**SUPPLIED TEXT**

What is a Monoid?

Monoid is a property of a system which satisfies these three laws:

  • Has identity
  • Is composable and the order of composition doesnot matter: i.e. composition is associative
  • The result of composing 2 such system produces similar system. i.e Closure property or endomorphism.

Well, that sounds a bit abstract. Indeed. Well, is this any useful in programming? You bet it is.

This post is entirely about understanding what a monoid is, with ideas we (OOP) programmers already know. To do so, I will do a addition on data models (bill) and then discuss the flaws, our imperative system has. And then, we will see how monoids naturally come to our rescue.

One thing you need to have in mind as we go is that all we are trying to do is composability of smaller functions to build something useful.

Monoid is not a direct relative of Monad. It is not a semi-monad or a smaller form of Monad. Its a separate concept that has not much to do with Monad

Lets establish a mental picture of monoid now!

Monoid Of Int

  • Lets represnt Int type as a Set/Box of raw numbers.
  • id is the identity function.
  • f is the function that will compose 1 or more values of Int type. Functoion f has to return another Int vlaue to satisfy the closure property.

  • Lets try to prove Int is monoid in addition (+). + is a operator function.

    • any number + id = any number so id = 0
    • f is the + operator. Its signature statisfies that the output is also a value in type Int
  func +(_ lhs: Int, _ rhs: Int) -> Int {...}
  • Thus, Int is a monoid in terms of + operation. You could do the same with Int in terms of * but not -.

With that picture in mind, let move on!


Let say we are making a POS(Point Of Sale) application where given a bunch of BillReceipts we need to calculate and print the total amount. Jack happens to be our loyal frequent customer.

Lets assume the data model for the BillReceipt is as follows:

struct BillReceipt {
    let name: String
    let quantity: Int
    let totalPrice: Double

And here we have a list of items Jack ordered.

let mangoBill = BillReceipt(name: "Mango", quantity: 2, totalPrice: 1.5)
let orangeBill = BillReceipt(name: "Orange", quantity: 3, totalPrice: 2)
let spagettiBill = BillReceipt(name: "Spagetti", quantity: 1, totalPrice: 2.1)

// then
let allReceipts = [mangoBill, orangeBill, spagettiBill]

Now we need to total them up and ask for money. Fair and easy. Lets do this.

We will now go through couple of ways one might tackle this problem. However, our aim is to eventually refine to and try to reach a monoidal approach. Lets get going.

**DATA PROVIDED**
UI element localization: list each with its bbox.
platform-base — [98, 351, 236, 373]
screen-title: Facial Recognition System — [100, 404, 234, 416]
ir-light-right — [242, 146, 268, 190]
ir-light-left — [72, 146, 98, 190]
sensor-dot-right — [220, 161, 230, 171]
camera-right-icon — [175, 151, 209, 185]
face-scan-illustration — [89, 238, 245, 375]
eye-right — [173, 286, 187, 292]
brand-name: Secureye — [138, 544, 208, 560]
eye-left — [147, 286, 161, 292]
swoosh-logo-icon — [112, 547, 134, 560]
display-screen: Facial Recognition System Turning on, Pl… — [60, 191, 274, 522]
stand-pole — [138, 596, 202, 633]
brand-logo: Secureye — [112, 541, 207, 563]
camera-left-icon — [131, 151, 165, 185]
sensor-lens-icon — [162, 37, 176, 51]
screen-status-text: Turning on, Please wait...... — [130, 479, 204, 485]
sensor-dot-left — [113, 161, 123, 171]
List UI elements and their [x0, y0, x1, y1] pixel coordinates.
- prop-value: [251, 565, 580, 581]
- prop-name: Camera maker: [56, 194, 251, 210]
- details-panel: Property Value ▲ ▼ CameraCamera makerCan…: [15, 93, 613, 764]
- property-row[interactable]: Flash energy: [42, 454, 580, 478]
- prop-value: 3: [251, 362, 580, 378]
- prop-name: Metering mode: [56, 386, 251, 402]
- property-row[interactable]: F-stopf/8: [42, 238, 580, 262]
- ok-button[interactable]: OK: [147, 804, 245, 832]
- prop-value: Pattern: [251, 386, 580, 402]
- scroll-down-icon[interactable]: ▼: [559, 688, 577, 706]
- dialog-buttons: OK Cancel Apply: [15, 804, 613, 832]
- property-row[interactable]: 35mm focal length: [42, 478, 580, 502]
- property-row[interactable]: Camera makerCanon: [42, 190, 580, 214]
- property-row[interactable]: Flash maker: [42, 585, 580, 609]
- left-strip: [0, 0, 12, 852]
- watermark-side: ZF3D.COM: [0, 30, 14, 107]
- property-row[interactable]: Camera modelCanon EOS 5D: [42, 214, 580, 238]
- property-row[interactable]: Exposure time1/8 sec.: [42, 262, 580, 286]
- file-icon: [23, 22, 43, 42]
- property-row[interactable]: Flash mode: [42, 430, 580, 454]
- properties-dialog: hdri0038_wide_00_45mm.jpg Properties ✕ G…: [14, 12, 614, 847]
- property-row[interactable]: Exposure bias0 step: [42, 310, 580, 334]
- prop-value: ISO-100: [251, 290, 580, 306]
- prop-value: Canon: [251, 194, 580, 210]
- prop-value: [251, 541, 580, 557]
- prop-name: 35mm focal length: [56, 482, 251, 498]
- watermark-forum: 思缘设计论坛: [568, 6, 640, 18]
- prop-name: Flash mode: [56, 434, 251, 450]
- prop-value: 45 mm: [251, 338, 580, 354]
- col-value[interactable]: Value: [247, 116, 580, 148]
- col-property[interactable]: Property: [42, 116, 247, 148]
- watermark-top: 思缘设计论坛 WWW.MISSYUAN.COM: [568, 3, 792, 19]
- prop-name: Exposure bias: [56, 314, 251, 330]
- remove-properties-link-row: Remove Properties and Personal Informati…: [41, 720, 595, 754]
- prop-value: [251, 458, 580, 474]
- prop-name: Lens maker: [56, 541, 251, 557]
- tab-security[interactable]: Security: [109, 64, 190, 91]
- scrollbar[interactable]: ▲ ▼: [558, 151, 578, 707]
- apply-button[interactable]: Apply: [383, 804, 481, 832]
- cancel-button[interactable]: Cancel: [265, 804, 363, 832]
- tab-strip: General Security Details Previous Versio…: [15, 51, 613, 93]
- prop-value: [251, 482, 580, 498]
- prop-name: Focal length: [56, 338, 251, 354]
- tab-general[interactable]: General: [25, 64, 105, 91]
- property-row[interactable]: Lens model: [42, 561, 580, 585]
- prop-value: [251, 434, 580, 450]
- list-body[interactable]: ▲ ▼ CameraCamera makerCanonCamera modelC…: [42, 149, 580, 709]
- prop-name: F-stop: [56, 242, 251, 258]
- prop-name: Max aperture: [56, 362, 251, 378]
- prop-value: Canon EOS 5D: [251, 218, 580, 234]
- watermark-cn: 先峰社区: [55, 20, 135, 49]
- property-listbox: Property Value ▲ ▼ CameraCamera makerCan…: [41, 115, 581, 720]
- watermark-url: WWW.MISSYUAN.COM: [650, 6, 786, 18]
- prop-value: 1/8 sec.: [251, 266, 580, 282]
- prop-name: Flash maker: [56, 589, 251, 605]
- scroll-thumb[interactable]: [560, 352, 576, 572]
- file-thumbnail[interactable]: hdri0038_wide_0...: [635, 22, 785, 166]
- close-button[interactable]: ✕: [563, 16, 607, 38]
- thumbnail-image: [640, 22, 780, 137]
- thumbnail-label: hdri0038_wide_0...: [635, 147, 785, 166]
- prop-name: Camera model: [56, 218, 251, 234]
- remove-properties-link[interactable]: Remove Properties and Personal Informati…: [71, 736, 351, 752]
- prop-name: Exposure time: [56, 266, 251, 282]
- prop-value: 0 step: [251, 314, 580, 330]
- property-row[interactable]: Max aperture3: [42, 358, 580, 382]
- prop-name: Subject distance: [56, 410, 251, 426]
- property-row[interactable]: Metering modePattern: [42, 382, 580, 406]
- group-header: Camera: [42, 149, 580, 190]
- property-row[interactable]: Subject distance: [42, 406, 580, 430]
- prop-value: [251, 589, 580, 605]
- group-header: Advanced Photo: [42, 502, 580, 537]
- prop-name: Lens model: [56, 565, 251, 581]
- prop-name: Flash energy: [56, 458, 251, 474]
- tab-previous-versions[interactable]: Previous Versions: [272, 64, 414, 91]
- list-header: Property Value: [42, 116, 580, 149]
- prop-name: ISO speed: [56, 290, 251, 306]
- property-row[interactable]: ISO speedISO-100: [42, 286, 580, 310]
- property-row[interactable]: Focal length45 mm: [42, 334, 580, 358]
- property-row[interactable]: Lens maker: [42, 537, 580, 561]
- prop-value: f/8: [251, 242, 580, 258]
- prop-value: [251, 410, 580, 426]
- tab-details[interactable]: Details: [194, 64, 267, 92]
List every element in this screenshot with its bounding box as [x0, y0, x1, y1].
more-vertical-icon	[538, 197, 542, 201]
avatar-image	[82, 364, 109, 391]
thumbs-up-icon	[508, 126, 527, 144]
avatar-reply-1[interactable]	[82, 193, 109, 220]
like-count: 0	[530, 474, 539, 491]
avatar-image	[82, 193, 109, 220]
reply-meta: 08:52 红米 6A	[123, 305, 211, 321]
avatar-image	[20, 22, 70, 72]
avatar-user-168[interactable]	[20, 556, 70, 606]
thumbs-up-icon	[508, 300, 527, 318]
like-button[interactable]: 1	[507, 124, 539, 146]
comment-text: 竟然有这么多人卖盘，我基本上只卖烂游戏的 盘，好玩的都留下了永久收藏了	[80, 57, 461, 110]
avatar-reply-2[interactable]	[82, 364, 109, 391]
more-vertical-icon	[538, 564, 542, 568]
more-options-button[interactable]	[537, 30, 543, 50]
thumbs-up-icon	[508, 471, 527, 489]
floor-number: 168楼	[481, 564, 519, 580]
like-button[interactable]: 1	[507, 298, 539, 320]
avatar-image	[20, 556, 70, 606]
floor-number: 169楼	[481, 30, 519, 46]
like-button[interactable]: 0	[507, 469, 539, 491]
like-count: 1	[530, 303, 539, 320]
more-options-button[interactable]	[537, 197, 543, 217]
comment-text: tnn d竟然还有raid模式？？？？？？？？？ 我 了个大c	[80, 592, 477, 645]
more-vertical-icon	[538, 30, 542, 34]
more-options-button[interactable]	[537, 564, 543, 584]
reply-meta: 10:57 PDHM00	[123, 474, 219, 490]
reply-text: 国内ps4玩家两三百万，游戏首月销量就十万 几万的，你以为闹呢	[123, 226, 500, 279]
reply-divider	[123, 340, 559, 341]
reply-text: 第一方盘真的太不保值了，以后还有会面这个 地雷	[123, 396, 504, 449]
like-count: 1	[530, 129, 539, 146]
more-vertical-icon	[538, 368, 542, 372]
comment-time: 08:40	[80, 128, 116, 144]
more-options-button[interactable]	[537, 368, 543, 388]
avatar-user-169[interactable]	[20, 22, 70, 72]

**REQUIRED TASKS**
**a.** Return the passage of the monoid post starting with "Monoid Of Int" and going on through "let move on!", copied word for word.
**b.** Write the next part of the post explaining monoids, picking up after its final sentence.

**ANSWERS FOR THE TASKS**
**a.**
Monoid Of Int

  • Lets represnt Int type as a Set/Box of raw numbers.
  • id is the identity function.
  • f is the function that will compose 1 or more values of Int type. Functoion f has to return another Int vlaue to satisfy the closure property.

  • Lets try to prove Int is monoid in addition (+). + is a operator function.

    • any number + id = any number so id = 0
    • f is the + operator. Its signature statisfies that the output is also a value in type Int
  func +(_ lhs: Int, _ rhs: Int) -> Int {...}
  • Thus, Int is a monoid in terms of + operation. You could do the same with Int in terms of * but not -.

With that picture in mind, let move on!

**b.**
1. Imperative (Von Neumann’s Word at a time processing)

func total(_ bills: [BillReceipt]) {
    var totalPrice = 0.0
    var totalQuantity = 0

    for index in allReceipts {
	// Picking each element:: Von Neumann's Word at Time processing
        totalPrice += index.totalPrice
        totalQuantity += index.quantity
    print("Impure Totaling Fucntion:")
    print("Quantity \t\t",totalQuantity)
    print("Total Price \t", totalPrice)


  • Whats good?
    • Its very simple.
  • Whats not good?
    • Lets say we processed Jacks total. But wait, lets say Jack quickly runs to get some bananas (Unlike most of us, he has the last minute recalling what he forgot to grab from the market). We would have to add bananaReceipt to the allBills list and compute everything over again. We can’t just add only bananasReceipt to the total we obtained earlier.
    • The code is picking a receipt and mutating the accumulators. This is item at a time processing. Lets redo this atleast with nice functional programming skills under our belt.

2. Functional (Declarative)

let total = allReceipts.reduce((0.0, 0)) { ($0.0 + $1.totalPrice, $0.1 + $1.quantity) }

// Printing is left out intentionally


  • Whats good?
    • Its quite simple.
    • We are declarative. We are now not concerned about each element in the list. This is what it means to get rid of Word at time processing.
    • concise code.
  • Whats not so good?
    • Not much besides the arbitary initial value tuple (0.0, 0).
    • We need to update the initial value tuple when later on we change the information we want to extract from the Receipt.
    • More importantly, we haven’t quite dealt with how we could address Jack’s problem to buying more stuff after we processed his bills. Jack goes to buy bananas on last minute here too. Here’s how we might solve it.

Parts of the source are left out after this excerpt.